_WRITTEN TASK_
The listing beneath should be written out in full, exactly as shown.

_Extracted records_
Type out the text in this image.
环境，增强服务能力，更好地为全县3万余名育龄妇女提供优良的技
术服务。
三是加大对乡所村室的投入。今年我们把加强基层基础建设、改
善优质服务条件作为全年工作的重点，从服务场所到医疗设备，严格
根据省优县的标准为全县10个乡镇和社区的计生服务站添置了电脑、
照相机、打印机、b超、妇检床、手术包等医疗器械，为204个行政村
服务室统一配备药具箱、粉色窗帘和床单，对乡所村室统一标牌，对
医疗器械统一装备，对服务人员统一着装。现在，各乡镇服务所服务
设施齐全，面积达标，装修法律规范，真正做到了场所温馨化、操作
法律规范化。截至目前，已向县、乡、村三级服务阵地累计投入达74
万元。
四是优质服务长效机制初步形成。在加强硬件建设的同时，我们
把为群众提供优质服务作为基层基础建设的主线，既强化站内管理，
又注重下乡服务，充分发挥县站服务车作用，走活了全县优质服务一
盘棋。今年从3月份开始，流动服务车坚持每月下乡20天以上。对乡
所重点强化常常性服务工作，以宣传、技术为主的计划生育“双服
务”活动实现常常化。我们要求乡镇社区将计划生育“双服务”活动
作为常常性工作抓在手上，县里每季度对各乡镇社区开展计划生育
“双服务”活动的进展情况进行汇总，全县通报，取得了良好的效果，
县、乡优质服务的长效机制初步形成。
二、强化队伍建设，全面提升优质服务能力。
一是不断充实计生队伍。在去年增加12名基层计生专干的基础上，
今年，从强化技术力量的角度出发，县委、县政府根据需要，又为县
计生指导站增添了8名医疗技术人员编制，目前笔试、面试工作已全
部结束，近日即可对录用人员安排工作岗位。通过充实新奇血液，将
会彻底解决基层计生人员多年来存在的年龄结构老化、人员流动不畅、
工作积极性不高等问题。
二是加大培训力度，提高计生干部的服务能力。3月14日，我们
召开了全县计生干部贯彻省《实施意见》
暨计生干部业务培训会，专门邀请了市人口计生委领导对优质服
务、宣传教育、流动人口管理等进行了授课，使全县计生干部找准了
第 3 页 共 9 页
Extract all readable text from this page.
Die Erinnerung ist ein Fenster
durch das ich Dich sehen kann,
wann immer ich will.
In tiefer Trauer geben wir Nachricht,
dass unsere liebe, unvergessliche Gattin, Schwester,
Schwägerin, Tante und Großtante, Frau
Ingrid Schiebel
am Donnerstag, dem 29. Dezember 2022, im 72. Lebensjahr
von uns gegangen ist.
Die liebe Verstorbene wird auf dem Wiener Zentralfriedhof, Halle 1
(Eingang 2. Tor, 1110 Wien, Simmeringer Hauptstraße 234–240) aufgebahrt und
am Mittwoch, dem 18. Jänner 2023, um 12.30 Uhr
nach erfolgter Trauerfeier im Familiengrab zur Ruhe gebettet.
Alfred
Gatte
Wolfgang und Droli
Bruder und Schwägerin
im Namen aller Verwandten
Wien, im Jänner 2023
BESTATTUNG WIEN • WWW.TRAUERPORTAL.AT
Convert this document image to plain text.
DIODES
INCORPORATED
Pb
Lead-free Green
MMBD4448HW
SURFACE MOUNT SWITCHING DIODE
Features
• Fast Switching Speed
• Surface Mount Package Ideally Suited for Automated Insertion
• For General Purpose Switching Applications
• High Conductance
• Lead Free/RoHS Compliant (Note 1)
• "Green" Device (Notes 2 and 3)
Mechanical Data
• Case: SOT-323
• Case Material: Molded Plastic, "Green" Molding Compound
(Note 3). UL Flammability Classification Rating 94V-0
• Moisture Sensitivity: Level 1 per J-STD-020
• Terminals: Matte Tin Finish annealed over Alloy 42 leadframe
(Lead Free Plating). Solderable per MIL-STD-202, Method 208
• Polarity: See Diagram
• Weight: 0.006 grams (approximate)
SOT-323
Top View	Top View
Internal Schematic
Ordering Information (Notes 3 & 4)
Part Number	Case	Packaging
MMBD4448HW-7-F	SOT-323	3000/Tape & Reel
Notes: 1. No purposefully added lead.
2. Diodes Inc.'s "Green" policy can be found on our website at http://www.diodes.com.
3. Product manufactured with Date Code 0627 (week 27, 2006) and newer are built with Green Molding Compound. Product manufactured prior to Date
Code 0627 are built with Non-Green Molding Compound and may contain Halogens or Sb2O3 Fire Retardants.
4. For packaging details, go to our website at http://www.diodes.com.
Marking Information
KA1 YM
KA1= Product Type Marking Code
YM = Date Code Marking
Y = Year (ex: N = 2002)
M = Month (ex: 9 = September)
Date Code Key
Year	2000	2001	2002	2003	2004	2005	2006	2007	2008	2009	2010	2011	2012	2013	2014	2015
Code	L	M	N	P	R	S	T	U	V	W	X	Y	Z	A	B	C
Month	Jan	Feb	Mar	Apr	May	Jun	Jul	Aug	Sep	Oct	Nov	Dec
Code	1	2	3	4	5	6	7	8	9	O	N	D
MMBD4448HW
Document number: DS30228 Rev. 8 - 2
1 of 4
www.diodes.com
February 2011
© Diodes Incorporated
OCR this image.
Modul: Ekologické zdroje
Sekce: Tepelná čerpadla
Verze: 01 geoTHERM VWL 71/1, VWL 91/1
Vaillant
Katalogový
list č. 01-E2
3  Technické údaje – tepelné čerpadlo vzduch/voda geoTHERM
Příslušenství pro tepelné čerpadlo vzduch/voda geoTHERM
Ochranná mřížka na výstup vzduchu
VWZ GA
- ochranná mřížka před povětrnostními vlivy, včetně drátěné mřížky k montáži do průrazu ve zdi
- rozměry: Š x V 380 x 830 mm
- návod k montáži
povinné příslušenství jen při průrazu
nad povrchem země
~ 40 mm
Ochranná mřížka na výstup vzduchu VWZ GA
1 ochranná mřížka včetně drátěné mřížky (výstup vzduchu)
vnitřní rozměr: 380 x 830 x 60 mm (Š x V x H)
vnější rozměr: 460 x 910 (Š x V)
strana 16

_TASK SOLUTION_
Type out the text in this image.
环境，增强服务能力，更好地为全县3万余名育龄妇女提供优良的技
术服务。
三是加大对乡所村室的投入。今年我们把加强基层基础建设、改
善优质服务条件作为全年工作的重点，从服务场所到医疗设备，严格
根据省优县的标准为全县10个乡镇和社区的计生服务站添置了电脑、
照相机、打印机、b超、妇检床、手术包等医疗器械，为204个行政村
服务室统一配备药具箱、粉色窗帘和床单，对乡所村室统一标牌，对
医疗器械统一装备，对服务人员统一着装。现在，各乡镇服务所服务
设施齐全，面积达标，装修法律规范，真正做到了场所温馨化、操作
法律规范化。截至目前，已向县、乡、村三级服务阵地累计投入达74
万元。
四是优质服务长效机制初步形成。在加强硬件建设的同时，我们
把为群众提供优质服务作为基层基础建设的主线，既强化站内管理，
又注重下乡服务，充分发挥县站服务车作用，走活了全县优质服务一
盘棋。今年从3月份开始，流动服务车坚持每月下乡20天以上。对乡
所重点强化常常性服务工作，以宣传、技术为主的计划生育“双服
务”活动实现常常化。我们要求乡镇社区将计划生育“双服务”活动
作为常常性工作抓在手上，县里每季度对各乡镇社区开展计划生育
“双服务”活动的进展情况进行汇总，全县通报，取得了良好的效果，
县、乡优质服务的长效机制初步形成。
二、强化队伍建设，全面提升优质服务能力。
一是不断充实计生队伍。在去年增加12名基层计生专干的基础上，
今年，从强化技术力量的角度出发，县委、县政府根据需要，又为县
计生指导站增添了8名医疗技术人员编制，目前笔试、面试工作已全
部结束，近日即可对录用人员安排工作岗位。通过充实新奇血液，将
会彻底解决基层计生人员多年来存在的年龄结构老化、人员流动不畅、
工作积极性不高等问题。
二是加大培训力度，提高计生干部的服务能力。3月14日，我们
召开了全县计生干部贯彻省《实施意见》
暨计生干部业务培训会，专门邀请了市人口计生委领导对优质服
务、宣传教育、流动人口管理等进行了授课，使全县计生干部找准了
第 3 页 共 9 页
Extract all readable text from this page.
Die Erinnerung ist ein Fenster
durch das ich Dich sehen kann,
wann immer ich will.
In tiefer Trauer geben wir Nachricht,
dass unsere liebe, unvergessliche Gattin, Schwester,
Schwägerin, Tante und Großtante, Frau
Ingrid Schiebel
am Donnerstag, dem 29. Dezember 2022, im 72. Lebensjahr
von uns gegangen ist.
Die liebe Verstorbene wird auf dem Wiener Zentralfriedhof, Halle 1
(Eingang 2. Tor, 1110 Wien, Simmeringer Hauptstraße 234–240) aufgebahrt und
am Mittwoch, dem 18. Jänner 2023, um 12.30 Uhr
nach erfolgter Trauerfeier im Familiengrab zur Ruhe gebettet.
Alfred
Gatte
Wolfgang und Droli
Bruder und Schwägerin
im Namen aller Verwandten
Wien, im Jänner 2023
BESTATTUNG WIEN • WWW.TRAUERPORTAL.AT
Convert this document image to plain text.
DIODES
INCORPORATED
Pb
Lead-free Green
MMBD4448HW
SURFACE MOUNT SWITCHING DIODE
Features
• Fast Switching Speed
• Surface Mount Package Ideally Suited for Automated Insertion
• For General Purpose Switching Applications
• High Conductance
• Lead Free/RoHS Compliant (Note 1)
• "Green" Device (Notes 2 and 3)
Mechanical Data
• Case: SOT-323
• Case Material: Molded Plastic, "Green" Molding Compound
(Note 3). UL Flammability Classification Rating 94V-0
• Moisture Sensitivity: Level 1 per J-STD-020
• Terminals: Matte Tin Finish annealed over Alloy 42 leadframe
(Lead Free Plating). Solderable per MIL-STD-202, Method 208
• Polarity: See Diagram
• Weight: 0.006 grams (approximate)
SOT-323
Top View	Top View
Internal Schematic
Ordering Information (Notes 3 & 4)
Part Number	Case	Packaging
MMBD4448HW-7-F	SOT-323	3000/Tape & Reel
Notes: 1. No purposefully added lead.
2. Diodes Inc.'s "Green" policy can be found on our website at http://www.diodes.com.
3. Product manufactured with Date Code 0627 (week 27, 2006) and newer are built with Green Molding Compound. Product manufactured prior to Date
Code 0627 are built with Non-Green Molding Compound and may contain Halogens or Sb2O3 Fire Retardants.
4. For packaging details, go to our website at http://www.diodes.com.
Marking Information
KA1 YM
KA1= Product Type Marking Code
YM = Date Code Marking
Y = Year (ex: N = 2002)
M = Month (ex: 9 = September)
Date Code Key
Year	2000	2001	2002	2003	2004	2005	2006	2007	2008	2009	2010	2011	2012	2013	2014	2015
Code	L	M	N	P	R	S	T	U	V	W	X	Y	Z	A	B	C
Month	Jan	Feb	Mar	Apr	May	Jun	Jul	Aug	Sep	Oct	Nov	Dec
Code	1	2	3	4	5	6	7	8	9	O	N	D
MMBD4448HW
Document number: DS30228 Rev. 8 - 2
1 of 4
www.diodes.com
February 2011
© Diodes Incorporated
OCR this image.
Modul: Ekologické zdroje
Sekce: Tepelná čerpadla
Verze: 01 geoTHERM VWL 71/1, VWL 91/1
Vaillant
Katalogový
list č. 01-E2
3  Technické údaje – tepelné čerpadlo vzduch/voda geoTHERM
Příslušenství pro tepelné čerpadlo vzduch/voda geoTHERM
Ochranná mřížka na výstup vzduchu
VWZ GA
- ochranná mřížka před povětrnostními vlivy, včetně drátěné mřížky k montáži do průrazu ve zdi
- rozměry: Š x V 380 x 830 mm
- návod k montáži
povinné příslušenství jen při průrazu
nad povrchem země
~ 40 mm
Ochranná mřížka na výstup vzduchu VWZ GA
1 ochranná mřížka včetně drátěné mřížky (výstup vzduchu)
vnitřní rozměr: 380 x 830 x 60 mm (Š x V x H)
vnější rozměr: 460 x 910 (Š x V)
strana 16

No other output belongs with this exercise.